> **Short exercise**
Read through the data and report every line in which the word "positioning" occurs.
== Data to use
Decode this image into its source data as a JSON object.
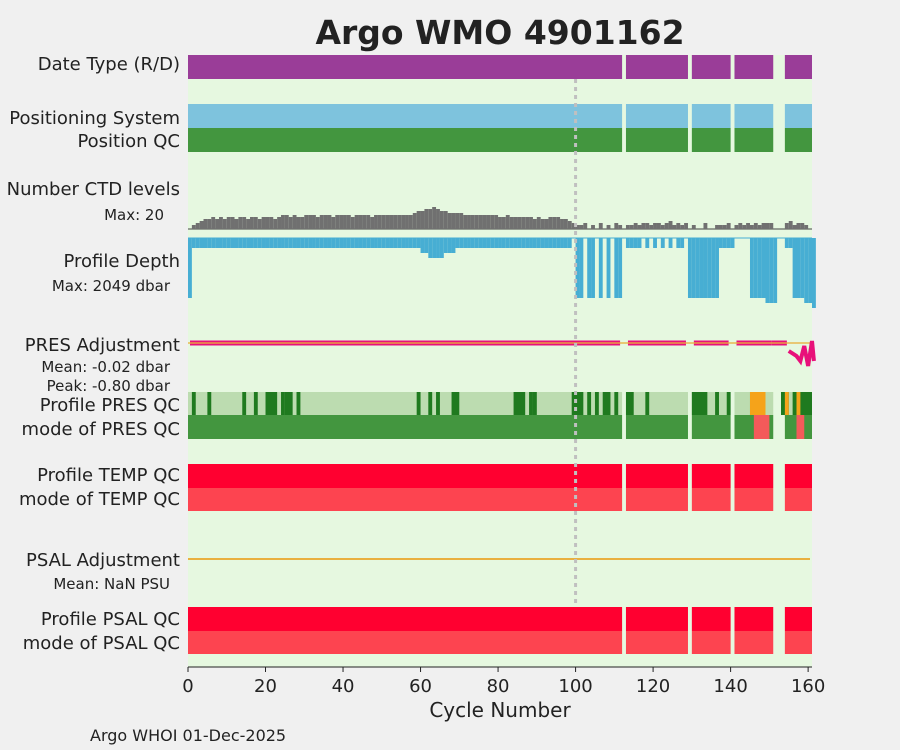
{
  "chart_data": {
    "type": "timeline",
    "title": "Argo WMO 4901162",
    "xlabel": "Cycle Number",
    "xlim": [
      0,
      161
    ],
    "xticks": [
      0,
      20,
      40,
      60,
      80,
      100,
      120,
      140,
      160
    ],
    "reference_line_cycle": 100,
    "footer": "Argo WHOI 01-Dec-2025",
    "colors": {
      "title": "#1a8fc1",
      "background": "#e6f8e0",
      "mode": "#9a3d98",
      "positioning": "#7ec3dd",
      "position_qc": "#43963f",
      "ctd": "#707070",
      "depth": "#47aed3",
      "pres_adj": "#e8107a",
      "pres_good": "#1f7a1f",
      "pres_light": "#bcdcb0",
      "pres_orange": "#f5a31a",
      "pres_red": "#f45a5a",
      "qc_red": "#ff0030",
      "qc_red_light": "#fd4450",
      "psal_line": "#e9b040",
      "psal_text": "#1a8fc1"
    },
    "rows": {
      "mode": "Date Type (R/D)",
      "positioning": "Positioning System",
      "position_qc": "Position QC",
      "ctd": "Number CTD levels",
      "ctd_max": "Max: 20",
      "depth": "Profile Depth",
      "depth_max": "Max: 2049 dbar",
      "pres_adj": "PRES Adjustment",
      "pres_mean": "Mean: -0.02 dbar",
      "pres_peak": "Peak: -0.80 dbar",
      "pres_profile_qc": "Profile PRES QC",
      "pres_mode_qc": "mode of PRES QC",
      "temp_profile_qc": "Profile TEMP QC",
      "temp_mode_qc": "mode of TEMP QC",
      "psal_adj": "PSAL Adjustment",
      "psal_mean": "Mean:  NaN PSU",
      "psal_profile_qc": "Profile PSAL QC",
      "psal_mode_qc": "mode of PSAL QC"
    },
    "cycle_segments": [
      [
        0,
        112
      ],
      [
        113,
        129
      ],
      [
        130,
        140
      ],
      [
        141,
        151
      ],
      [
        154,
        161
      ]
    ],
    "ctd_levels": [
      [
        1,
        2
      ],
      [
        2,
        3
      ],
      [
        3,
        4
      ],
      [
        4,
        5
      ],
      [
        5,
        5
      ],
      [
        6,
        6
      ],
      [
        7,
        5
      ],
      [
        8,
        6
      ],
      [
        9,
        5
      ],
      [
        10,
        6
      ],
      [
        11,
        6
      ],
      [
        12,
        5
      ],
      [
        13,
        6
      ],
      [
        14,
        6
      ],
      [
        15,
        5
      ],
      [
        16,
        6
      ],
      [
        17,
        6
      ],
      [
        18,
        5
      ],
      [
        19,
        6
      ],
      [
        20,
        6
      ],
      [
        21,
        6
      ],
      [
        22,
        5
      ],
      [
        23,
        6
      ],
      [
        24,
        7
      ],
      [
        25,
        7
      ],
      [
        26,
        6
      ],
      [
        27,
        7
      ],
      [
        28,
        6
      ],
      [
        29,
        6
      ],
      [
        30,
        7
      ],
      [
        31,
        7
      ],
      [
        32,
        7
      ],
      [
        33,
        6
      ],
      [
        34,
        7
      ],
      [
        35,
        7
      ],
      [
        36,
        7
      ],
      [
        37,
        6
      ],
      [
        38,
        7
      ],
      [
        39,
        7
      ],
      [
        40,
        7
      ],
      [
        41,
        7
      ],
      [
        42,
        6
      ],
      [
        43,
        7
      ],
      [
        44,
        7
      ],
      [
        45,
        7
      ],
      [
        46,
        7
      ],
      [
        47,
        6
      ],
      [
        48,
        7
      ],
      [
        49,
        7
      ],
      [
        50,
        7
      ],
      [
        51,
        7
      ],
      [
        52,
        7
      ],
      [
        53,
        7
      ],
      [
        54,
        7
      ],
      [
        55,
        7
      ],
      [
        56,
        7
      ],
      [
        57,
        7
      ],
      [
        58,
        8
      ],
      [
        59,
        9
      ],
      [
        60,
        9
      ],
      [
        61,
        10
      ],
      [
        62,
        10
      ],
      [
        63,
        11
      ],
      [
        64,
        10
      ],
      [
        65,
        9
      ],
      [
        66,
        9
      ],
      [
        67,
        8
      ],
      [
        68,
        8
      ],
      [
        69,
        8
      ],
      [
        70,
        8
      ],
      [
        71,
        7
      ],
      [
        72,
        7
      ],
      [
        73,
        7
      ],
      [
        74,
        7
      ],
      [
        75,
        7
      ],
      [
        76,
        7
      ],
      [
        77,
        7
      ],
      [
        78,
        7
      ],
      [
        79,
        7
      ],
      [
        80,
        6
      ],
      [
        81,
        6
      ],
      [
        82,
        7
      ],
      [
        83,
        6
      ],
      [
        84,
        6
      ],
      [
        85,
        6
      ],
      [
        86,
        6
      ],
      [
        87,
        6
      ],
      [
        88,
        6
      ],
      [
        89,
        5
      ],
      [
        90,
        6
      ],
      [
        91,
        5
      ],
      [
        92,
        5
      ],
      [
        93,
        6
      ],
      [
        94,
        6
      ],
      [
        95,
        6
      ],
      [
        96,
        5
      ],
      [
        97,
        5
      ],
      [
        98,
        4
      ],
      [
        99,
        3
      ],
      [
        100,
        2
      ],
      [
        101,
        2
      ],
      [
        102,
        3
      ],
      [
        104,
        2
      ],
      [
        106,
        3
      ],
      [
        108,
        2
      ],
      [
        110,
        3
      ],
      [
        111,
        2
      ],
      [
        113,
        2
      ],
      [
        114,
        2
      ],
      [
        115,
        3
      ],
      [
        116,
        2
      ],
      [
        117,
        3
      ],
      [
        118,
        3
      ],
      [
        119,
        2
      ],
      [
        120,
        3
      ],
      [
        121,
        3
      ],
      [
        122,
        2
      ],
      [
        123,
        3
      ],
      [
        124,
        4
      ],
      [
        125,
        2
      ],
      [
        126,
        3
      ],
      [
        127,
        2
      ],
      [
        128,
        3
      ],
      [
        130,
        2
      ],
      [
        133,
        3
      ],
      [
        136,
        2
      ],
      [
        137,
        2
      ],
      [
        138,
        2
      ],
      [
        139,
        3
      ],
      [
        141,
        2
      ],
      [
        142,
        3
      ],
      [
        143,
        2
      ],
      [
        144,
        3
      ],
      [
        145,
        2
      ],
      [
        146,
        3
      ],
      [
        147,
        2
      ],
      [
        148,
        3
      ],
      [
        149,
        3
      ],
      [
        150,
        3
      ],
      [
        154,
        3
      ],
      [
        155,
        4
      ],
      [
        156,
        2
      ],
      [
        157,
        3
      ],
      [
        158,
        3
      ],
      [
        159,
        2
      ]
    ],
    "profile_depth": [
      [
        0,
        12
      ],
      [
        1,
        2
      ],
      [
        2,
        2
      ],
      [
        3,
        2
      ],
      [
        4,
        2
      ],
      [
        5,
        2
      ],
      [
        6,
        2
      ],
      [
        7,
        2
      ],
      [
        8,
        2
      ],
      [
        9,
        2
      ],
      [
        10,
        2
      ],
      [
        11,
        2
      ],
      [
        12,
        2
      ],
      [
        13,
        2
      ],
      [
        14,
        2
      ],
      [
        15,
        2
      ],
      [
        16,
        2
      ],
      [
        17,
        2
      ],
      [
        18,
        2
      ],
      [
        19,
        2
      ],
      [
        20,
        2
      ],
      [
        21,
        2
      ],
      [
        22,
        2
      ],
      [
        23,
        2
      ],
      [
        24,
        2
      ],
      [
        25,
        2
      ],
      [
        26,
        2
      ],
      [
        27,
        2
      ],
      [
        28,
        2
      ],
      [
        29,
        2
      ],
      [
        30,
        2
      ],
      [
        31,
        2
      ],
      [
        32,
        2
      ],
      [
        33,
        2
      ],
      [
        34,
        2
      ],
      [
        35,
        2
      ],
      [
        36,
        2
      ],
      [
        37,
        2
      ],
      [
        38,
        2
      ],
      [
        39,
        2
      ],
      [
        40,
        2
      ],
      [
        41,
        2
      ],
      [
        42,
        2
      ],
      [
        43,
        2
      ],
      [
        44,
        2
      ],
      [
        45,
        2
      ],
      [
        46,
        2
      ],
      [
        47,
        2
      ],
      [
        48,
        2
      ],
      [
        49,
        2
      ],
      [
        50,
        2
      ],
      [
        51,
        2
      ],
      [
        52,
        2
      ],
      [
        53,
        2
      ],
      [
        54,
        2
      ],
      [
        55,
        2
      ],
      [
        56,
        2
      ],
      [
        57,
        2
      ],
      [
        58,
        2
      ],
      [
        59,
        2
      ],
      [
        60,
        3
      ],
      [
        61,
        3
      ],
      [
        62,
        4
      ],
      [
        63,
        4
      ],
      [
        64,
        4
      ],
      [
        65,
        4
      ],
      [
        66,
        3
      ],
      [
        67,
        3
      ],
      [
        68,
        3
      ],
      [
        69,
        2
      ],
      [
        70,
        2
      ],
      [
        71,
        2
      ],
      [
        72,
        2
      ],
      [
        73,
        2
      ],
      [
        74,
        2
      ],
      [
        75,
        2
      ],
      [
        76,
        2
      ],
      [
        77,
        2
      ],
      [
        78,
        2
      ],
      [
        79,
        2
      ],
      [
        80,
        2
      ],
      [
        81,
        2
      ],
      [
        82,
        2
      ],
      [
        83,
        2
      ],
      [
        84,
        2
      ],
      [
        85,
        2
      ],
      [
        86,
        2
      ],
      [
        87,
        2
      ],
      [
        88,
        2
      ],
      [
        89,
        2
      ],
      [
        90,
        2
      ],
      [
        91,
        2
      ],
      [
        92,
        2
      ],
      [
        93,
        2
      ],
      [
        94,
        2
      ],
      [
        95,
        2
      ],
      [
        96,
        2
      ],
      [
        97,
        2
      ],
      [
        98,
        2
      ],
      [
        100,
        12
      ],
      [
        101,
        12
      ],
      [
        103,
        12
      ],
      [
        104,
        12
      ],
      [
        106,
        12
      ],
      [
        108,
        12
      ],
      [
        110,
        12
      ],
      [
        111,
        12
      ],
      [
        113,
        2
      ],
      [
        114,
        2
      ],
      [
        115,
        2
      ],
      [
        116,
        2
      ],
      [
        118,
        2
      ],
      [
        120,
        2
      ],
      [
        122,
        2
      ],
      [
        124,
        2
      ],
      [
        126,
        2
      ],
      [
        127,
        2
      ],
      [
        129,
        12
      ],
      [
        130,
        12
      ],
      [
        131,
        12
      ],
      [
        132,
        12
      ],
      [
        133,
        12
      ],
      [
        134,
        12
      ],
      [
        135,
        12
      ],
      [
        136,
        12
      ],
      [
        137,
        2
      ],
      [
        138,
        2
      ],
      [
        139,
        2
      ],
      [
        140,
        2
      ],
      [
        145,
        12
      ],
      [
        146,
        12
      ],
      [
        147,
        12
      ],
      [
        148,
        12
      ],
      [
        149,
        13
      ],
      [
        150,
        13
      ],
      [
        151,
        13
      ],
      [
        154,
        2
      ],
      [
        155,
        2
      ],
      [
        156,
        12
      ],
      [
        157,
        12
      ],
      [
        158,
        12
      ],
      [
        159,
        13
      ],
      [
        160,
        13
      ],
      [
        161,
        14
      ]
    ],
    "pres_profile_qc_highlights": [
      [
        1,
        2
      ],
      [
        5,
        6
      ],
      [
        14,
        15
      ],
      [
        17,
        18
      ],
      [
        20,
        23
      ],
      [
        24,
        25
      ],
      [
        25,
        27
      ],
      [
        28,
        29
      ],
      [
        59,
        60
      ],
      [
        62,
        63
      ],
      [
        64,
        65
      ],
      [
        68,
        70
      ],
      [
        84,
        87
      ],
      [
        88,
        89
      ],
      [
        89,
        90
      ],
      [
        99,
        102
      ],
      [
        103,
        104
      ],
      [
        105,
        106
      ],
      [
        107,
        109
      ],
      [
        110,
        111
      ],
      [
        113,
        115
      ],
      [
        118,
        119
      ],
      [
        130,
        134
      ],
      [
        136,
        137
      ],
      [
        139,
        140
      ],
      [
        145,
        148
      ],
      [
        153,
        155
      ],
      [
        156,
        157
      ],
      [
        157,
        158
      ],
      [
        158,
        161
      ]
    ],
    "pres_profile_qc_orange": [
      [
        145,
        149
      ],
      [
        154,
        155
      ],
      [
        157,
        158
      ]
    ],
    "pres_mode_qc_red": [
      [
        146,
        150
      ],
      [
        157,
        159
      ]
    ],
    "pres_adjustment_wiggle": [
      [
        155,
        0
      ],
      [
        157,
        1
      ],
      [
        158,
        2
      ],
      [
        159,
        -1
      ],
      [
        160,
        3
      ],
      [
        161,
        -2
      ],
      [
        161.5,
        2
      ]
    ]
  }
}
====
> **Solved problem**
      "positioning": "#7ec3dd",
      "positioning": "Positioning System",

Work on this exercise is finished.